[Stored data]
+ + + + +
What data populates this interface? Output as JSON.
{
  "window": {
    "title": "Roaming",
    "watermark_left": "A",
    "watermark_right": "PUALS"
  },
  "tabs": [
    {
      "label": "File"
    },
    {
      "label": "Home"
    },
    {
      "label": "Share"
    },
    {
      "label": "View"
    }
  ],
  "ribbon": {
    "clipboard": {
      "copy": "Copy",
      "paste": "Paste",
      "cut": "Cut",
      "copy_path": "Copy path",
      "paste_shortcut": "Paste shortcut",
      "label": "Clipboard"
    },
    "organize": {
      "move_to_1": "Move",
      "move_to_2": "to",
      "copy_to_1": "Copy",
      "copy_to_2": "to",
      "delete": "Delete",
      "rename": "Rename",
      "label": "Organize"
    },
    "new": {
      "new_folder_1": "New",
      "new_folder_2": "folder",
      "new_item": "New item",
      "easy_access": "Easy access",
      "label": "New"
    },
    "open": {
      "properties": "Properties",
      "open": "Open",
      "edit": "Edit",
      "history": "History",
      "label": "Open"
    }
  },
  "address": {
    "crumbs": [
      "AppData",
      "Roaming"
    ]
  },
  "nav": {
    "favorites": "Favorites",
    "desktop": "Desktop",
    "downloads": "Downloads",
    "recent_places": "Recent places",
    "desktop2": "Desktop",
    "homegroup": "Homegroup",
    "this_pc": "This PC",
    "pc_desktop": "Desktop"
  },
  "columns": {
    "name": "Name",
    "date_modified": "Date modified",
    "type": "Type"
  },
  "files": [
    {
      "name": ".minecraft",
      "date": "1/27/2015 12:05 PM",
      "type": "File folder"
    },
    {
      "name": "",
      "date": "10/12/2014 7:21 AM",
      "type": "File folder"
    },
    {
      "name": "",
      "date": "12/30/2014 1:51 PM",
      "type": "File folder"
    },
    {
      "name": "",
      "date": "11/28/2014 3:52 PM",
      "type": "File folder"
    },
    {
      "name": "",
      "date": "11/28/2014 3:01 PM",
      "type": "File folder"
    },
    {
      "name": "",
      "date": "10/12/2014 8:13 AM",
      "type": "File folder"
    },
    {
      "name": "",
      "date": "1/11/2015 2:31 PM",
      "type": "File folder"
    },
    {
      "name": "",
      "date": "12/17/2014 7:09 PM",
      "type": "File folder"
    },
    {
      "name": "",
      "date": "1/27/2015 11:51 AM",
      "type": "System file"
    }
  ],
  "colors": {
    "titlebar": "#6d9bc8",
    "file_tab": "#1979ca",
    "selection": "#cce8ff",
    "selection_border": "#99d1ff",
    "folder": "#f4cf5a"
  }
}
+ + + + +
- What to produce -
Output each entry precisely as given.

- Final result -
What data populates this interface? Output as JSON.
{
  "window": {
    "title": "Roaming",
    "watermark_left": "A",
    "watermark_right": "PUALS"
  },
  "tabs": [
    {
      "label": "File"
    },
    {
      "label": "Home"
    },
    {
      "label": "Share"
    },
    {
      "label": "View"
    }
  ],
  "ribbon": {
    "clipboard": {
      "copy": "Copy",
      "paste": "Paste",
      "cut": "Cut",
      "copy_path": "Copy path",
      "paste_shortcut": "Paste shortcut",
      "label": "Clipboard"
    },
    "organize": {
      "move_to_1": "Move",
      "move_to_2": "to",
      "copy_to_1": "Copy",
      "copy_to_2": "to",
      "delete": "Delete",
      "rename": "Rename",
      "label": "Organize"
    },
    "new": {
      "new_folder_1": "New",
      "new_folder_2": "folder",
      "new_item": "New item",
      "easy_access": "Easy access",
      "label": "New"
    },
    "open": {
      "properties": "Properties",
      "open": "Open",
      "edit": "Edit",
      "history": "History",
      "label": "Open"
    }
  },
  "address": {
    "crumbs": [
      "AppData",
      "Roaming"
    ]
  },
  "nav": {
    "favorites": "Favorites",
    "desktop": "Desktop",
    "downloads": "Downloads",
    "recent_places": "Recent places",
    "desktop2": "Desktop",
    "homegroup": "Homegroup",
    "this_pc": "This PC",
    "pc_desktop": "Desktop"
  },
  "columns": {
    "name": "Name",
    "date_modified": "Date modified",
    "type": "Type"
  },
  "files": [
    {
      "name": ".minecraft",
      "date": "1/27/2015 12:05 PM",
      "type": "File folder"
    },
    {
      "name": "",
      "date": "10/12/2014 7:21 AM",
      "type": "File folder"
    },
    {
      "name": "",
      "date": "12/30/2014 1:51 PM",
      "type": "File folder"
    },
    {
      "name": "",
      "date": "11/28/2014 3:52 PM",
      "type": "File folder"
    },
    {
      "name": "",
      "date": "11/28/2014 3:01 PM",
      "type": "File folder"
    },
    {
      "name": "",
      "date": "10/12/2014 8:13 AM",
      "type": "File folder"
    },
    {
      "name": "",
      "date": "1/11/2015 2:31 PM",
      "type": "File folder"
    },
    {
      "name": "",
      "date": "12/17/2014 7:09 PM",
      "type": "File folder"
    },
    {
      "name": "",
      "date": "1/27/2015 11:51 AM",
      "type": "System file"
    }
  ],
  "colors": {
    "titlebar": "#6d9bc8",
    "file_tab": "#1979ca",
    "selection": "#cce8ff",
    "selection_border": "#99d1ff",
    "folder": "#f4cf5a"
  }
}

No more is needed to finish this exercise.